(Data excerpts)
=====
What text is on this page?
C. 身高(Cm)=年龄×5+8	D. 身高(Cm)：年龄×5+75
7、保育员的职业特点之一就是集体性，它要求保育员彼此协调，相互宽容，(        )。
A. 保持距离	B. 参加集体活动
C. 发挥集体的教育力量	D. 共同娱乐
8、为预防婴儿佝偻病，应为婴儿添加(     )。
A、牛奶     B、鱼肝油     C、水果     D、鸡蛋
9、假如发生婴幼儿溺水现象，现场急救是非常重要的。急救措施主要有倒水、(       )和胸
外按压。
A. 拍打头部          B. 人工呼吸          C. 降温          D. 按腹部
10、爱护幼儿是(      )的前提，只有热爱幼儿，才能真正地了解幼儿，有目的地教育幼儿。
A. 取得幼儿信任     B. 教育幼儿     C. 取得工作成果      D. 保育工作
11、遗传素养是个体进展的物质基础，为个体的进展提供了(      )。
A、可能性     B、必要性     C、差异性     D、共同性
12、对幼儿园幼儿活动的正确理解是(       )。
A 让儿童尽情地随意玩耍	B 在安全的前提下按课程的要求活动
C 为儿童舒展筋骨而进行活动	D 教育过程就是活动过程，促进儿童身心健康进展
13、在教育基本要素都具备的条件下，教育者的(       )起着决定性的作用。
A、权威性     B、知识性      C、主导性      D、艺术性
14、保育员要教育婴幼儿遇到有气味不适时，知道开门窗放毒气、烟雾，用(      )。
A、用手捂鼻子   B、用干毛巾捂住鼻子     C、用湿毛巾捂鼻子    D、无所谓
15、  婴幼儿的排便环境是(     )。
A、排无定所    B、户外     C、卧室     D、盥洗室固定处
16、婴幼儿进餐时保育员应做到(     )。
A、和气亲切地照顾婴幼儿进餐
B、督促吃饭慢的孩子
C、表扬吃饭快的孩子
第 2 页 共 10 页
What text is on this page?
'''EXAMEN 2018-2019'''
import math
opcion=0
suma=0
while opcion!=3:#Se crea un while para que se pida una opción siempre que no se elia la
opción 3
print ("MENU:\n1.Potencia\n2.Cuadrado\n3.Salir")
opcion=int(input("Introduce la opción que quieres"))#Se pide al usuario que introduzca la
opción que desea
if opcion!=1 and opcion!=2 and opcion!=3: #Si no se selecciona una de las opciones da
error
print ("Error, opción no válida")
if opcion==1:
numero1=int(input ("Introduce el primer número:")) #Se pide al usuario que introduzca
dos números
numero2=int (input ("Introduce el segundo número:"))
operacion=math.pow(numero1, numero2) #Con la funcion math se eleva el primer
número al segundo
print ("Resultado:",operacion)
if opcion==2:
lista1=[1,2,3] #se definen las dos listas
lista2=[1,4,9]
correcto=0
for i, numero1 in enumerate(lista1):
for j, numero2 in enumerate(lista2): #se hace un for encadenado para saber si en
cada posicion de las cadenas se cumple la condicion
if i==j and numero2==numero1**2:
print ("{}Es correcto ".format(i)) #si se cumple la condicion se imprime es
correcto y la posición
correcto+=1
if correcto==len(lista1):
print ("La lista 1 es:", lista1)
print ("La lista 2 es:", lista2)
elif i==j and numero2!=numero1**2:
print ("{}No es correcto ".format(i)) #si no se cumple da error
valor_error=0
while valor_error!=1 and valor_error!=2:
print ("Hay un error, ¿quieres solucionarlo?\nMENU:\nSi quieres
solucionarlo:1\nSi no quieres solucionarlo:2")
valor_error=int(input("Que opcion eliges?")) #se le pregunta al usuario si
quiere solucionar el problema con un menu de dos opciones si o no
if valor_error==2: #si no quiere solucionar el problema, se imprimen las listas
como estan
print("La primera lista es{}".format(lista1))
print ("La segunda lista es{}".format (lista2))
=====
Tally the lines of the listing in which the word "problema" occurs, and state the total alone.

2